*Task statement*
In the listing below, identify each line with the word "JSON" and return those lines.

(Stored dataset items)
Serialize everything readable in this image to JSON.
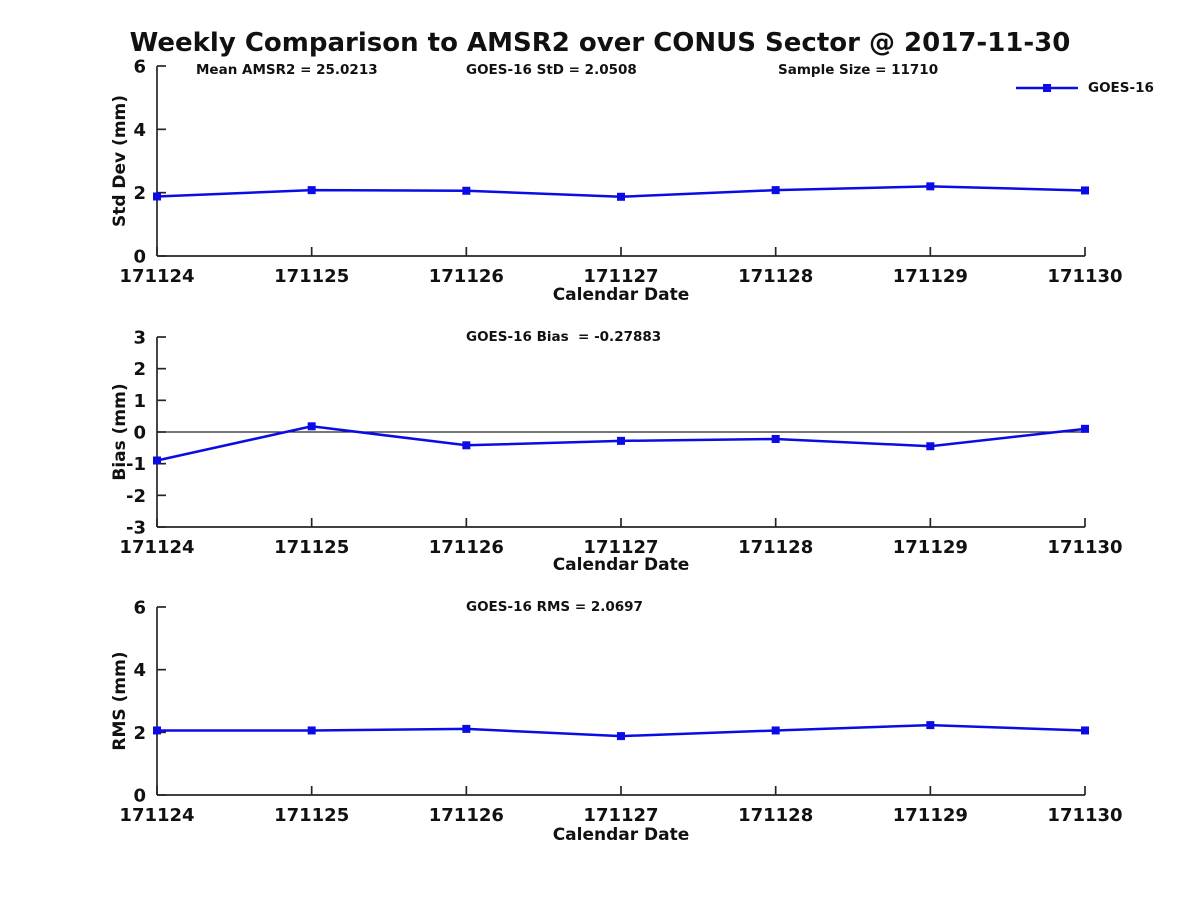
{
  "title": "Weekly Comparison to AMSR2 over CONUS Sector @ 2017-11-30",
  "colors": {
    "line": "#0b0be6",
    "axis": "#262626",
    "zero_line": "#262626",
    "text": "#111111",
    "background": "#ffffff"
  },
  "chart_data": [
    {
      "type": "line",
      "ylabel": "Std Dev (mm)",
      "xlabel": "Calendar Date",
      "categories": [
        "171124",
        "171125",
        "171126",
        "171127",
        "171128",
        "171129",
        "171130"
      ],
      "series": [
        {
          "name": "GOES-16",
          "color": "#0b0be6",
          "marker": "square",
          "values": [
            1.88,
            2.08,
            2.06,
            1.87,
            2.08,
            2.2,
            2.07
          ]
        }
      ],
      "ylim": [
        0,
        6
      ],
      "yticks": [
        0,
        2,
        4,
        6
      ],
      "annotations": [
        "Mean AMSR2 = 25.0213",
        "GOES-16 StD = 2.0508",
        "Sample Size = 11710"
      ],
      "legend": {
        "label": "GOES-16",
        "position": "top-right"
      },
      "grid": false,
      "zero_line": false
    },
    {
      "type": "line",
      "ylabel": "Bias (mm)",
      "xlabel": "Calendar Date",
      "categories": [
        "171124",
        "171125",
        "171126",
        "171127",
        "171128",
        "171129",
        "171130"
      ],
      "series": [
        {
          "name": "GOES-16",
          "color": "#0b0be6",
          "marker": "square",
          "values": [
            -0.9,
            0.18,
            -0.42,
            -0.28,
            -0.22,
            -0.45,
            0.1
          ]
        }
      ],
      "ylim": [
        -3,
        3
      ],
      "yticks": [
        -3,
        -2,
        -1,
        0,
        1,
        2,
        3
      ],
      "annotations": [
        "GOES-16 Bias  = -0.27883"
      ],
      "grid": false,
      "zero_line": true
    },
    {
      "type": "line",
      "ylabel": "RMS (mm)",
      "xlabel": "Calendar Date",
      "categories": [
        "171124",
        "171125",
        "171126",
        "171127",
        "171128",
        "171129",
        "171130"
      ],
      "series": [
        {
          "name": "GOES-16",
          "color": "#0b0be6",
          "marker": "square",
          "values": [
            2.06,
            2.06,
            2.11,
            1.88,
            2.06,
            2.23,
            2.06
          ]
        }
      ],
      "ylim": [
        0,
        6
      ],
      "yticks": [
        0,
        2,
        4,
        6
      ],
      "annotations": [
        "GOES-16 RMS = 2.0697"
      ],
      "grid": false,
      "zero_line": false
    }
  ]
}
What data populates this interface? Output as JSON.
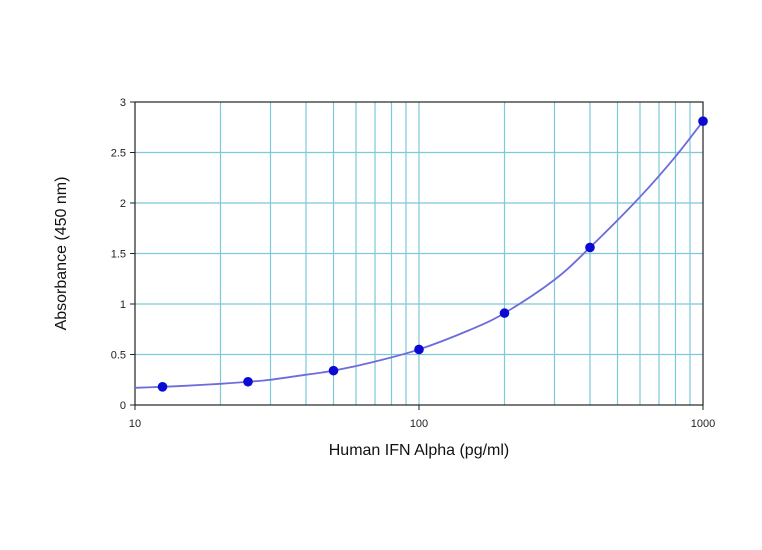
{
  "chart_data": {
    "type": "scatter",
    "title": "",
    "xlabel": "Human IFN Alpha (pg/ml)",
    "ylabel": "Absorbance (450 nm)",
    "xscale": "log",
    "xlim": [
      10,
      1000
    ],
    "ylim": [
      0,
      3
    ],
    "x_ticks": [
      10,
      100,
      1000
    ],
    "x_tick_labels": [
      "10",
      "100",
      "1000"
    ],
    "y_ticks": [
      0,
      0.5,
      1,
      1.5,
      2,
      2.5,
      3
    ],
    "y_tick_labels": [
      "0",
      "0.5",
      "1",
      "1.5",
      "2",
      "2.5",
      "3"
    ],
    "grid": true,
    "legend": "none",
    "series": [
      {
        "x": [
          12.5,
          25,
          50,
          100,
          200,
          400,
          1000
        ],
        "y": [
          0.18,
          0.23,
          0.34,
          0.55,
          0.91,
          1.56,
          2.81
        ]
      }
    ],
    "fit_curve": {
      "x": [
        10,
        12.5,
        15,
        20,
        25,
        30,
        40,
        50,
        70,
        100,
        150,
        200,
        300,
        400,
        600,
        800,
        1000
      ],
      "y": [
        0.17,
        0.18,
        0.19,
        0.21,
        0.23,
        0.25,
        0.3,
        0.34,
        0.43,
        0.55,
        0.74,
        0.91,
        1.24,
        1.56,
        2.06,
        2.46,
        2.81
      ]
    },
    "colors": {
      "grid": "#7ec8d8",
      "axis": "#222222",
      "curve": "#6c6cdc",
      "points": "#0a0ad2"
    }
  }
}
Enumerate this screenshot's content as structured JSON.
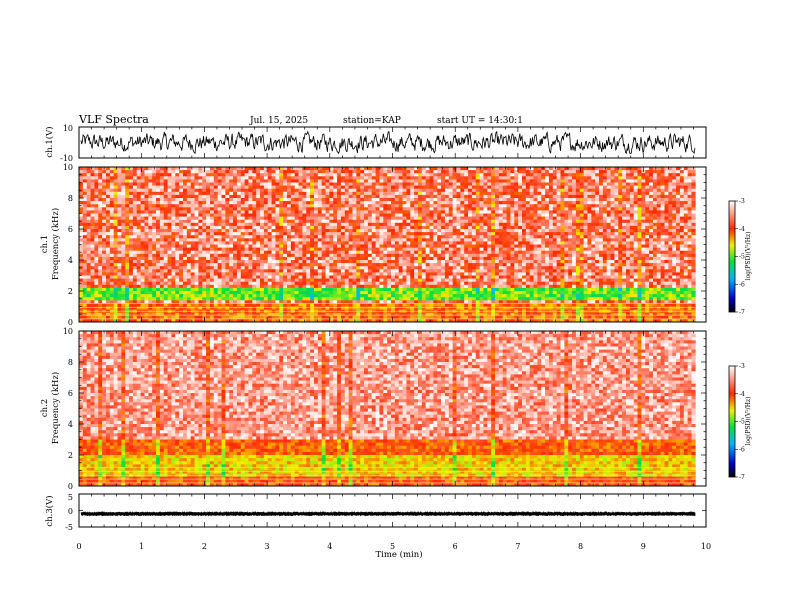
{
  "header": {
    "title": "VLF Spectra",
    "date": "Jul. 15, 2025",
    "station": "station=KAP",
    "start_time": "start UT =  14:30:1"
  },
  "chart_data": [
    {
      "type": "line",
      "name": "ch1-voltage",
      "ylabel": "ch.1(V)",
      "ylim": [
        -10,
        10
      ],
      "yticks": [
        "10",
        "-10"
      ],
      "xlim": [
        0,
        10
      ],
      "x_extent_min": [
        0,
        9.83
      ],
      "description_series": "noisy waveform roughly between -6 and 6 V"
    },
    {
      "type": "heatmap",
      "name": "ch1-spectrogram",
      "ylabel": "ch.1\nFrequency (kHz)",
      "ylabel_lines": [
        "ch.1",
        "Frequency (kHz)"
      ],
      "ylim": [
        0,
        10
      ],
      "yticks": [
        "0",
        "2",
        "4",
        "6",
        "8",
        "10"
      ],
      "xlim": [
        0,
        10
      ],
      "colorbar": {
        "label": "log(PSD)(V²/Hz)",
        "range": [
          -7,
          -3
        ],
        "ticks": [
          "-3",
          "-4",
          "-5",
          "-6",
          "-7"
        ]
      },
      "bands_khz": {
        "green_band": [
          1.4,
          2.1
        ],
        "high_power_below": 1.3
      }
    },
    {
      "type": "heatmap",
      "name": "ch2-spectrogram",
      "ylabel": "ch.2\nFrequency (kHz)",
      "ylabel_lines": [
        "ch.2",
        "Frequency (kHz)"
      ],
      "ylim": [
        0,
        10
      ],
      "yticks": [
        "0",
        "2",
        "4",
        "6",
        "8",
        "10"
      ],
      "xlim": [
        0,
        10
      ],
      "colorbar": {
        "label": "log(PSD)(V²/Hz)",
        "range": [
          -7,
          -3
        ],
        "ticks": [
          "-3",
          "-4",
          "-5",
          "-6",
          "-7"
        ]
      },
      "bands_khz": {
        "yellow_band": [
          0.6,
          2.0
        ],
        "high_power_below": 3.0
      }
    },
    {
      "type": "line",
      "name": "ch3-voltage",
      "ylabel": "ch.3(V)",
      "ylim": [
        -5,
        5
      ],
      "yticks": [
        "5",
        "0",
        "-5"
      ],
      "xlim": [
        0,
        10
      ],
      "xticks": [
        "0",
        "1",
        "2",
        "3",
        "4",
        "5",
        "6",
        "7",
        "8",
        "9",
        "10"
      ],
      "xlabel": "Time (min)",
      "description_series": "dense oscillation band near -1 V"
    }
  ]
}
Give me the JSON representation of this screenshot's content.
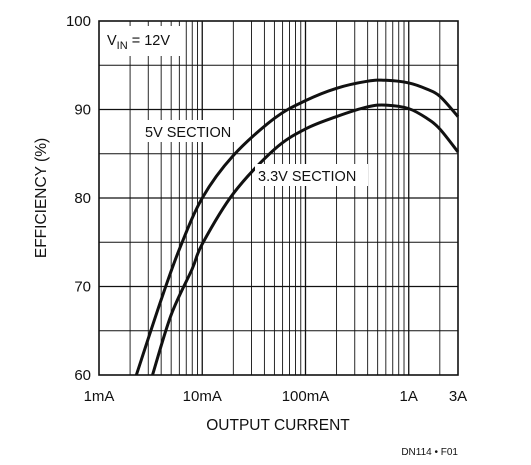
{
  "chart_data": {
    "type": "line",
    "xscale": "log",
    "xlabel": "OUTPUT CURRENT",
    "ylabel": "EFFICIENCY (%)",
    "xlim": [
      0.001,
      3
    ],
    "ylim": [
      60,
      100
    ],
    "x_ticks": [
      {
        "value": 0.001,
        "label": "1mA"
      },
      {
        "value": 0.01,
        "label": "10mA"
      },
      {
        "value": 0.1,
        "label": "100mA"
      },
      {
        "value": 1,
        "label": "1A"
      },
      {
        "value": 3,
        "label": "3A"
      }
    ],
    "y_ticks": [
      {
        "value": 60,
        "label": "60"
      },
      {
        "value": 70,
        "label": "70"
      },
      {
        "value": 80,
        "label": "80"
      },
      {
        "value": 90,
        "label": "90"
      },
      {
        "value": 100,
        "label": "100"
      }
    ],
    "grid": true,
    "annotation_main": "V",
    "annotation_sub": "IN",
    "annotation_rest": " = 12V",
    "series": [
      {
        "name": "5V SECTION",
        "x": [
          0.0023,
          0.004,
          0.006,
          0.01,
          0.02,
          0.05,
          0.1,
          0.2,
          0.4,
          0.6,
          1,
          1.5,
          2,
          3
        ],
        "y": [
          60,
          68.5,
          74.2,
          80,
          84.8,
          89,
          91,
          92.4,
          93.2,
          93.3,
          93,
          92.3,
          91.5,
          89.2
        ]
      },
      {
        "name": "3.3V SECTION",
        "x": [
          0.0033,
          0.005,
          0.008,
          0.01,
          0.02,
          0.05,
          0.1,
          0.2,
          0.4,
          0.6,
          1,
          1.5,
          2,
          3
        ],
        "y": [
          60,
          66.8,
          72,
          74.8,
          80.5,
          85.5,
          87.8,
          89.2,
          90.3,
          90.5,
          90.1,
          89,
          87.8,
          85.2
        ]
      }
    ],
    "footnote": "DN114 • F01"
  }
}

*Solution for this problem*
Serialize everything readable in this image to JSON.
What data populates this interface? Output as JSON.
Enumerate this screenshot's content as structured JSON.
Give me the JSON representation of this screenshot's content.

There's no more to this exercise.